Problem to work on
Every record should be copied exactly, except that pictures are to be omitted.

━━━ Data rows ━━━

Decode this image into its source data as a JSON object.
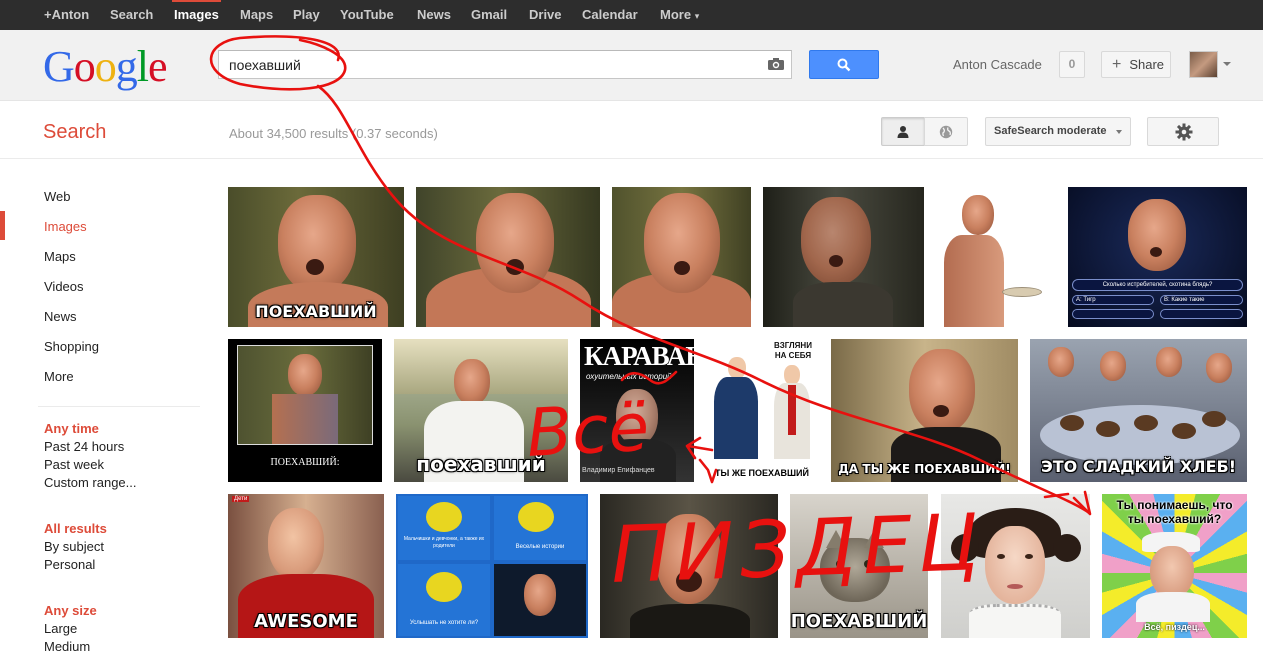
{
  "topbar": {
    "items": [
      "+Anton",
      "Search",
      "Images",
      "Maps",
      "Play",
      "YouTube",
      "News",
      "Gmail",
      "Drive",
      "Calendar",
      "More"
    ],
    "active": "Images",
    "more_caret": "▾"
  },
  "header": {
    "logo": "Google",
    "query": "поехавший",
    "user_name": "Anton Cascade",
    "notifications": "0",
    "share_label": "Share"
  },
  "subbar": {
    "title": "Search",
    "result_stats": "About 34,500 results (0.37 seconds)",
    "safesearch": "SafeSearch moderate"
  },
  "leftnav": {
    "items": [
      "Web",
      "Images",
      "Maps",
      "Videos",
      "News",
      "Shopping",
      "More"
    ],
    "active": "Images",
    "filters": [
      {
        "heading": "Any time",
        "options": [
          "Past 24 hours",
          "Past week",
          "Custom range..."
        ]
      },
      {
        "heading": "All results",
        "options": [
          "By subject",
          "Personal"
        ]
      },
      {
        "heading": "Any size",
        "options": [
          "Large",
          "Medium"
        ]
      }
    ]
  },
  "results": {
    "captions": [
      "ПОЕХАВШИЙ",
      "",
      "",
      "",
      "",
      "",
      "ПОЕХАВШИЙ:",
      "поехавший",
      "КАРАВАН",
      "ТЫ ЖЕ ПОЕХАВШИЙ",
      "ДА ТЫ ЖЕ ПОЕХАВШИЙ!",
      "ЭТО СЛАДКИЙ ХЛЕБ!",
      "AWESOME",
      "",
      "",
      "ПОЕХАВШИЙ",
      "",
      "Ты понимаешь, что ты поехавший?"
    ],
    "extra_text": {
      "quiz_question": "Сколько истребителей, скотина блядь?",
      "quiz_a": "A: Тигр",
      "quiz_b": "B: Какие такие истребители?",
      "karavan_sub": "охуительных историй",
      "karavan_author": "Владимир Епифанцев",
      "vzglyani": "ВЗГЛЯНИ НА СЕБЯ",
      "yeralash_1": "Мальчишки и девчонки, а также их родители",
      "yeralash_2": "Веселые истории",
      "yeralash_3": "Услышать не хотите ли?",
      "deti": "Дети",
      "vse_pizdec": "Всё, пиздец..."
    }
  },
  "annotations": {
    "word1": "Всё",
    "word2": "ПИЗДЕЦ",
    "ink_color": "#e8110f"
  }
}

━━━

Output of the task
Decode this image into its source data as a JSON object.
{
  "topbar": {
    "items": [
      "+Anton",
      "Search",
      "Images",
      "Maps",
      "Play",
      "YouTube",
      "News",
      "Gmail",
      "Drive",
      "Calendar",
      "More"
    ],
    "active": "Images",
    "more_caret": "▾"
  },
  "header": {
    "logo": "Google",
    "query": "поехавший",
    "user_name": "Anton Cascade",
    "notifications": "0",
    "share_label": "Share"
  },
  "subbar": {
    "title": "Search",
    "result_stats": "About 34,500 results (0.37 seconds)",
    "safesearch": "SafeSearch moderate"
  },
  "leftnav": {
    "items": [
      "Web",
      "Images",
      "Maps",
      "Videos",
      "News",
      "Shopping",
      "More"
    ],
    "active": "Images",
    "filters": [
      {
        "heading": "Any time",
        "options": [
          "Past 24 hours",
          "Past week",
          "Custom range..."
        ]
      },
      {
        "heading": "All results",
        "options": [
          "By subject",
          "Personal"
        ]
      },
      {
        "heading": "Any size",
        "options": [
          "Large",
          "Medium"
        ]
      }
    ]
  },
  "results": {
    "captions": [
      "ПОЕХАВШИЙ",
      "",
      "",
      "",
      "",
      "",
      "ПОЕХАВШИЙ:",
      "поехавший",
      "КАРАВАН",
      "ТЫ ЖЕ ПОЕХАВШИЙ",
      "ДА ТЫ ЖЕ ПОЕХАВШИЙ!",
      "ЭТО СЛАДКИЙ ХЛЕБ!",
      "AWESOME",
      "",
      "",
      "ПОЕХАВШИЙ",
      "",
      "Ты понимаешь, что ты поехавший?"
    ],
    "extra_text": {
      "quiz_question": "Сколько истребителей, скотина блядь?",
      "quiz_a": "A: Тигр",
      "quiz_b": "B: Какие такие истребители?",
      "karavan_sub": "охуительных историй",
      "karavan_author": "Владимир Епифанцев",
      "vzglyani": "ВЗГЛЯНИ НА СЕБЯ",
      "yeralash_1": "Мальчишки и девчонки, а также их родители",
      "yeralash_2": "Веселые истории",
      "yeralash_3": "Услышать не хотите ли?",
      "deti": "Дети",
      "vse_pizdec": "Всё, пиздец..."
    }
  },
  "annotations": {
    "word1": "Всё",
    "word2": "ПИЗДЕЦ",
    "ink_color": "#e8110f"
  }
}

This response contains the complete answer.